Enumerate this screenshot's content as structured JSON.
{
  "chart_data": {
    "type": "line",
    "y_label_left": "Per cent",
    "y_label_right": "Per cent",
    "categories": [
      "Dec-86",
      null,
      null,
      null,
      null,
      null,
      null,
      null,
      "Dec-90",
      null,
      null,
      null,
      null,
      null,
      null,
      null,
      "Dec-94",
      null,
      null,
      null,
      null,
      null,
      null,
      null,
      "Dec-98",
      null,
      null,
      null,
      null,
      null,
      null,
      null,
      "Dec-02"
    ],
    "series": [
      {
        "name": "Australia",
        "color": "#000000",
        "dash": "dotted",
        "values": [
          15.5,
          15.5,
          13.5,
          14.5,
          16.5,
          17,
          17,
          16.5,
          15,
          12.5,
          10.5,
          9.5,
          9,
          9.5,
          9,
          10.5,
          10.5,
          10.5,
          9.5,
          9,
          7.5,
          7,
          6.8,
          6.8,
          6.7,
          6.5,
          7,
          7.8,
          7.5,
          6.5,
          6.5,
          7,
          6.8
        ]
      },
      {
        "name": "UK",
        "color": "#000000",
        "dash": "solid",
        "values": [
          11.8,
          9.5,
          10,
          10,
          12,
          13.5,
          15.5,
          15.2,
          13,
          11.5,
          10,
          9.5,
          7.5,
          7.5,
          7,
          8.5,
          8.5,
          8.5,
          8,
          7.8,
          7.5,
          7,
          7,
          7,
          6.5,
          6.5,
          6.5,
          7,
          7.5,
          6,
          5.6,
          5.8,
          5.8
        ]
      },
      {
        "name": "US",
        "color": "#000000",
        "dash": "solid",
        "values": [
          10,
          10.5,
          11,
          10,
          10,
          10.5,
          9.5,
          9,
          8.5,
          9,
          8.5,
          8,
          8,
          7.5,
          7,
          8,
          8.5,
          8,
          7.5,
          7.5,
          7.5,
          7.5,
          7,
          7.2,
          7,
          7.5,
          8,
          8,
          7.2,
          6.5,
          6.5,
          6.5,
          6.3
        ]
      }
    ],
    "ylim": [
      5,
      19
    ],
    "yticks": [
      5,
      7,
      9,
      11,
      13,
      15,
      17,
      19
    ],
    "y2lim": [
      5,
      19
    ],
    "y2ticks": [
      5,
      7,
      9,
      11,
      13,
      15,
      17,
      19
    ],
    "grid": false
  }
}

■ ■ ■ ■

**Exercise**
Take the listing above and write it out again exactly.

**Problem solution**
Enumerate this screenshot's content as structured JSON.
{
  "chart_data": {
    "type": "line",
    "y_label_left": "Per cent",
    "y_label_right": "Per cent",
    "categories": [
      "Dec-86",
      null,
      null,
      null,
      null,
      null,
      null,
      null,
      "Dec-90",
      null,
      null,
      null,
      null,
      null,
      null,
      null,
      "Dec-94",
      null,
      null,
      null,
      null,
      null,
      null,
      null,
      "Dec-98",
      null,
      null,
      null,
      null,
      null,
      null,
      null,
      "Dec-02"
    ],
    "series": [
      {
        "name": "Australia",
        "color": "#000000",
        "dash": "dotted",
        "values": [
          15.5,
          15.5,
          13.5,
          14.5,
          16.5,
          17,
          17,
          16.5,
          15,
          12.5,
          10.5,
          9.5,
          9,
          9.5,
          9,
          10.5,
          10.5,
          10.5,
          9.5,
          9,
          7.5,
          7,
          6.8,
          6.8,
          6.7,
          6.5,
          7,
          7.8,
          7.5,
          6.5,
          6.5,
          7,
          6.8
        ]
      },
      {
        "name": "UK",
        "color": "#000000",
        "dash": "solid",
        "values": [
          11.8,
          9.5,
          10,
          10,
          12,
          13.5,
          15.5,
          15.2,
          13,
          11.5,
          10,
          9.5,
          7.5,
          7.5,
          7,
          8.5,
          8.5,
          8.5,
          8,
          7.8,
          7.5,
          7,
          7,
          7,
          6.5,
          6.5,
          6.5,
          7,
          7.5,
          6,
          5.6,
          5.8,
          5.8
        ]
      },
      {
        "name": "US",
        "color": "#000000",
        "dash": "solid",
        "values": [
          10,
          10.5,
          11,
          10,
          10,
          10.5,
          9.5,
          9,
          8.5,
          9,
          8.5,
          8,
          8,
          7.5,
          7,
          8,
          8.5,
          8,
          7.5,
          7.5,
          7.5,
          7.5,
          7,
          7.2,
          7,
          7.5,
          8,
          8,
          7.2,
          6.5,
          6.5,
          6.5,
          6.3
        ]
      }
    ],
    "ylim": [
      5,
      19
    ],
    "yticks": [
      5,
      7,
      9,
      11,
      13,
      15,
      17,
      19
    ],
    "y2lim": [
      5,
      19
    ],
    "y2ticks": [
      5,
      7,
      9,
      11,
      13,
      15,
      17,
      19
    ],
    "grid": false
  }
}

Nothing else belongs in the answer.